[Extracted data entries]
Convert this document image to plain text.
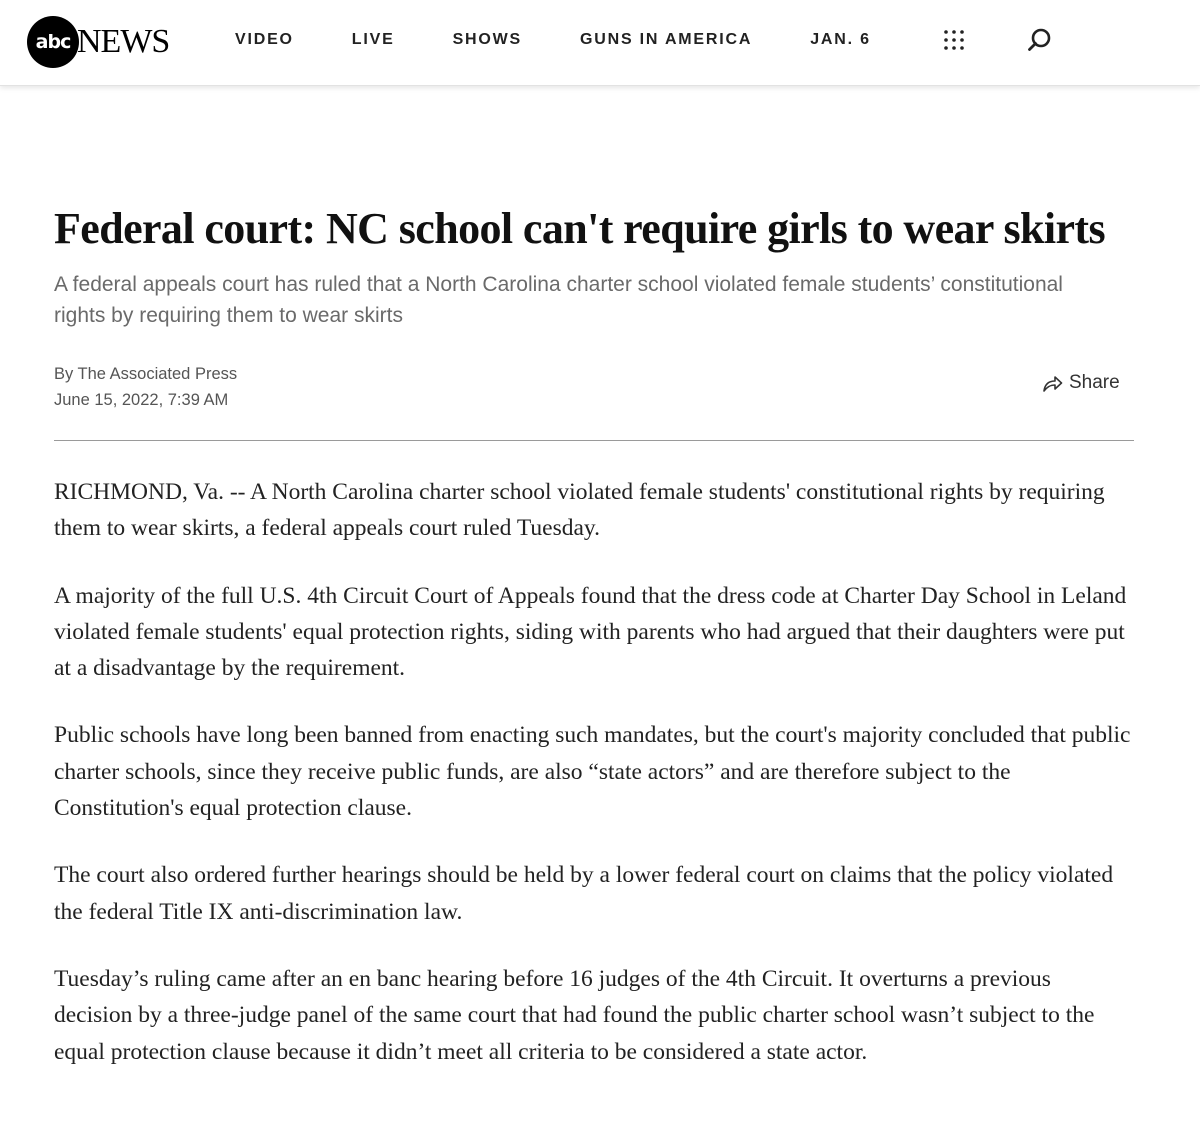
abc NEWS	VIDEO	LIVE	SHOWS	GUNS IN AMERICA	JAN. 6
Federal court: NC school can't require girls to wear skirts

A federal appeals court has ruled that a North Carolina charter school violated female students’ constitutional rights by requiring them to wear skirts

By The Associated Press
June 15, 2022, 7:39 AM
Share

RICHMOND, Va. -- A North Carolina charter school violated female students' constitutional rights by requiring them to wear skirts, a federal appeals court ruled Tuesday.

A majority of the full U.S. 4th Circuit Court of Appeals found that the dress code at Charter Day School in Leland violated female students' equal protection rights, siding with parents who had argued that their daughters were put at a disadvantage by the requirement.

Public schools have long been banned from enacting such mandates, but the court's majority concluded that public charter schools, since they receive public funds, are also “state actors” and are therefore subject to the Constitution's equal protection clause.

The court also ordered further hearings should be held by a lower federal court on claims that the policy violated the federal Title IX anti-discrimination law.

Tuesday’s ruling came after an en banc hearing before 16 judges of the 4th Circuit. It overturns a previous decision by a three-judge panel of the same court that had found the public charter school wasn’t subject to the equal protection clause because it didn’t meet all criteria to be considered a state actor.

---

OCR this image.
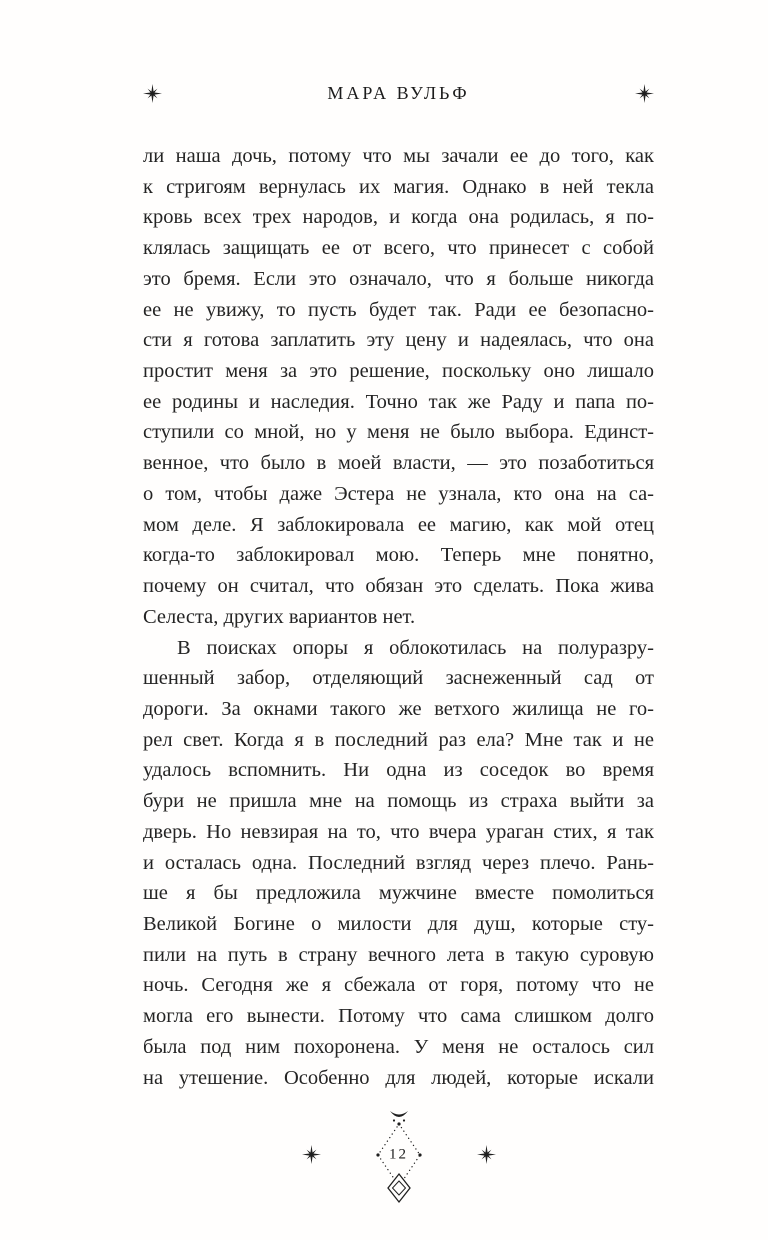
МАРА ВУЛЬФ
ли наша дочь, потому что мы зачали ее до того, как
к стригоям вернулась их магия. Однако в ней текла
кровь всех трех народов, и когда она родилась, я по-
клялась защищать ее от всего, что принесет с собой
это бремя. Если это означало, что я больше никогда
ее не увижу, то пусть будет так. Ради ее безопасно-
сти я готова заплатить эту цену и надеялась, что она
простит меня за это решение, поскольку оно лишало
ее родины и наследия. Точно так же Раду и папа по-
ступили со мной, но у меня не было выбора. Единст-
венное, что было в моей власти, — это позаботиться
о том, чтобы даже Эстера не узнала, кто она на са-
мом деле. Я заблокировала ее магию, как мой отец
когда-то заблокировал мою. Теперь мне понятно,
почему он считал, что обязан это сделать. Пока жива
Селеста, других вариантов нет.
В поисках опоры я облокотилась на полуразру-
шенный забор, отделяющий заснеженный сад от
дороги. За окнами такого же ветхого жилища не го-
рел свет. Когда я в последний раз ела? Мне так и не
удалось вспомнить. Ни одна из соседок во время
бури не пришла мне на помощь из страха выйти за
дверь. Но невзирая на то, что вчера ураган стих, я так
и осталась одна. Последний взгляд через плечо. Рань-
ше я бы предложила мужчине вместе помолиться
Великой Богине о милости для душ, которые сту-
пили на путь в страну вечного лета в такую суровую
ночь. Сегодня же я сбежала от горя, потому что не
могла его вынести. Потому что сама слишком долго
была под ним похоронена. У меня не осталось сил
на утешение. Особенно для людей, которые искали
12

What you have to do:
Give every line of the material that includes the string "public".

Exercise output:
Public schools have long been banned from enacting such mandates, but the court's majority concluded that public charter schools, since they receive public funds, are also “state actors” and are therefore subject to the Constitution's equal protection clause.
Tuesday’s ruling came after an en banc hearing before 16 judges of the 4th Circuit. It overturns a previous decision by a three-judge panel of the same court that had found the public charter school wasn’t subject to the equal protection clause because it didn’t meet all criteria to be considered a state actor.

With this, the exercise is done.